The request:
Locate each line containing the string "blue" and copy it out.

Data entries for graphics
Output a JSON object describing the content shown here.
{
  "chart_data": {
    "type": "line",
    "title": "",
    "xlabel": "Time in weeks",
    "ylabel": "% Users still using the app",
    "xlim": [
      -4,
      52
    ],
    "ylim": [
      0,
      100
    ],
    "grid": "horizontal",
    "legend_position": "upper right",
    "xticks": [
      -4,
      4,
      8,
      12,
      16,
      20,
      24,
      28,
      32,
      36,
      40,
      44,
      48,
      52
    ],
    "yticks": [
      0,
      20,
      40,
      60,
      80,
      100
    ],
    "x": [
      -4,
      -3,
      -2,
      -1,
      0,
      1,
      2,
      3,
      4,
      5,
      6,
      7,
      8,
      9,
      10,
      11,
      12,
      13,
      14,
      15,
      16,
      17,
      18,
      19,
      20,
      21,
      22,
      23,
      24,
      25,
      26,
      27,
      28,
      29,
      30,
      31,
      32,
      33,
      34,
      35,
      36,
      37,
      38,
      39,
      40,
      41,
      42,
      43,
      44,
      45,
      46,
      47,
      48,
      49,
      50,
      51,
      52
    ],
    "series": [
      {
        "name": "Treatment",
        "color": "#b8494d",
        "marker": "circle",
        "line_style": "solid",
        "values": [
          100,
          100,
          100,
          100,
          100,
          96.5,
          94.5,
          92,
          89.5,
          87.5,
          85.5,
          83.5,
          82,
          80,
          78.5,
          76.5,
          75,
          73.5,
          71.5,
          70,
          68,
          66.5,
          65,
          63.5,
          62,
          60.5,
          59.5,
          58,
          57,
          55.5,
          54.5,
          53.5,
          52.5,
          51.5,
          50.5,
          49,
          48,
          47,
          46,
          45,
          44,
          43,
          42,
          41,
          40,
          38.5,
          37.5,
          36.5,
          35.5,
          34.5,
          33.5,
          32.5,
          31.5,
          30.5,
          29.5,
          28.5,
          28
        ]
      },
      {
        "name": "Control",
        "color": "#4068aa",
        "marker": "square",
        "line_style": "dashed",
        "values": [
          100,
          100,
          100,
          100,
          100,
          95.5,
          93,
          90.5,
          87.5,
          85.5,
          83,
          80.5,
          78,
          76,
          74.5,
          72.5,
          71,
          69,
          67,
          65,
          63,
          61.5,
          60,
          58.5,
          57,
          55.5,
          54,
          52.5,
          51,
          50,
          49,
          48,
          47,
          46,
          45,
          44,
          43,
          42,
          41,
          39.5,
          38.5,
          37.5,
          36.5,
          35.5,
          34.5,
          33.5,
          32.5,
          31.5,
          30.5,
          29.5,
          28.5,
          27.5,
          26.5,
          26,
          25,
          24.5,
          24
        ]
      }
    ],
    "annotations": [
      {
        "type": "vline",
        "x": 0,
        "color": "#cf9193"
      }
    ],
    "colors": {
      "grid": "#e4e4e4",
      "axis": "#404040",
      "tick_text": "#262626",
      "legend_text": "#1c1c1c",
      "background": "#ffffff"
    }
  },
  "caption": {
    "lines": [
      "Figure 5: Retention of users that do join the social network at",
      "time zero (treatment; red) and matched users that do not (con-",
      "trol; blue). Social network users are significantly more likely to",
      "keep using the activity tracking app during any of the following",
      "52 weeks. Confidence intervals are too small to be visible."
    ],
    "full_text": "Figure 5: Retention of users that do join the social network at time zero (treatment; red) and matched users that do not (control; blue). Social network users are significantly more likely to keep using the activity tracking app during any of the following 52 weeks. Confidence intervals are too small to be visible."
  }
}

==

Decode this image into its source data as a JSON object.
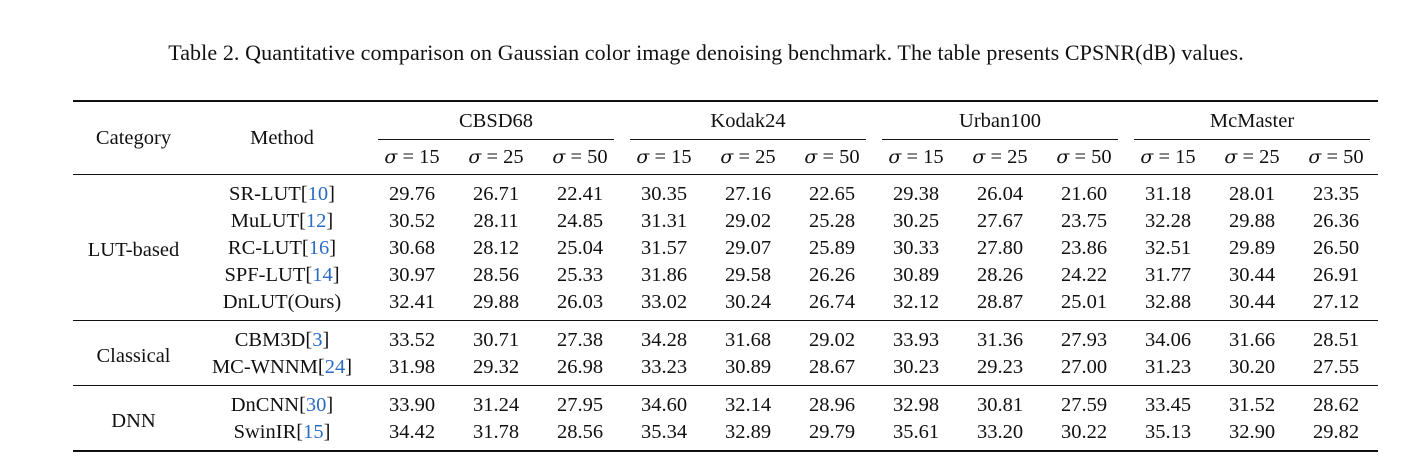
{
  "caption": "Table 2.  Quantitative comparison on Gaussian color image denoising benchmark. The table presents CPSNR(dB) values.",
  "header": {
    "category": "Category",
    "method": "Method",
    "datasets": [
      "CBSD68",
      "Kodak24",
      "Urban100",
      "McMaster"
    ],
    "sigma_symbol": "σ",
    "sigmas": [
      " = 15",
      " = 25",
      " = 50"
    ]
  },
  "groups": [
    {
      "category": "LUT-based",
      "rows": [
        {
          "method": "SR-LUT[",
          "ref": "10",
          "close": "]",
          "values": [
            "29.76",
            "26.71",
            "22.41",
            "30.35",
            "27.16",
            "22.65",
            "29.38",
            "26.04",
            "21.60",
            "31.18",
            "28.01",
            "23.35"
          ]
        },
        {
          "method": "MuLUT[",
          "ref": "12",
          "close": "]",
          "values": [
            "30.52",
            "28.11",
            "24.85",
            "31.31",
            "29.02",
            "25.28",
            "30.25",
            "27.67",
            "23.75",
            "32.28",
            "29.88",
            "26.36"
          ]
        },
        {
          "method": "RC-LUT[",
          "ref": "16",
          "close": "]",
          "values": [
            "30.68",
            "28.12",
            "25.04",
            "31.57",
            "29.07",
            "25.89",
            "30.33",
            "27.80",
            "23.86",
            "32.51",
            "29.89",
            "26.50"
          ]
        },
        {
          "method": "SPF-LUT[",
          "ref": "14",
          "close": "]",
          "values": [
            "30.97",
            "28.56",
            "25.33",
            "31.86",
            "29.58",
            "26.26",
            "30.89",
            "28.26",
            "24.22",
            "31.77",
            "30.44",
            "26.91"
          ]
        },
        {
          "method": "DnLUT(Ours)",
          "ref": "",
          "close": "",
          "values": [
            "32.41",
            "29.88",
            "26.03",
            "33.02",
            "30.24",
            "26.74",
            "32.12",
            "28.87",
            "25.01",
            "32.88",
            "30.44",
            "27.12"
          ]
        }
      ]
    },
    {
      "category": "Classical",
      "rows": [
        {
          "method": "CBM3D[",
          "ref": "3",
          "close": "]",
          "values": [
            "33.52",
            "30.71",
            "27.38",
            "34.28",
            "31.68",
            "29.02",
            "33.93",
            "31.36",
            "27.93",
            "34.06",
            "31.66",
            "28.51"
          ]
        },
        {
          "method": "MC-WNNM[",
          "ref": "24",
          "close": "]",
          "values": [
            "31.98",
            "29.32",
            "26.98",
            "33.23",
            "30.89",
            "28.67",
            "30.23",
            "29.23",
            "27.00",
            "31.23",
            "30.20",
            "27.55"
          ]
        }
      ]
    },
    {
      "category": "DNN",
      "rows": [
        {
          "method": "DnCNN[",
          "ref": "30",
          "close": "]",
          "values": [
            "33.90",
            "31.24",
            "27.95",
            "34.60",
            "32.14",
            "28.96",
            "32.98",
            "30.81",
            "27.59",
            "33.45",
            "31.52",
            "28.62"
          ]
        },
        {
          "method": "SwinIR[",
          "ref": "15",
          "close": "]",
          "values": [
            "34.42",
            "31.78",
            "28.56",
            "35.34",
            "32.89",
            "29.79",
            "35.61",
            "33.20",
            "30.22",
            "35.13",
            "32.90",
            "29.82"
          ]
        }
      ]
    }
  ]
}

Solution to this problem:
      "trol; blue). Social network users are significantly more likely to",
    "full_text": "Figure 5: Retention of users that do join the social network at time zero (treatment; red) and matched users that do not (control; blue). Social network users are significantly more likely to keep using the activity tracking app during any of the following 52 weeks. Confidence intervals are too small to be visible."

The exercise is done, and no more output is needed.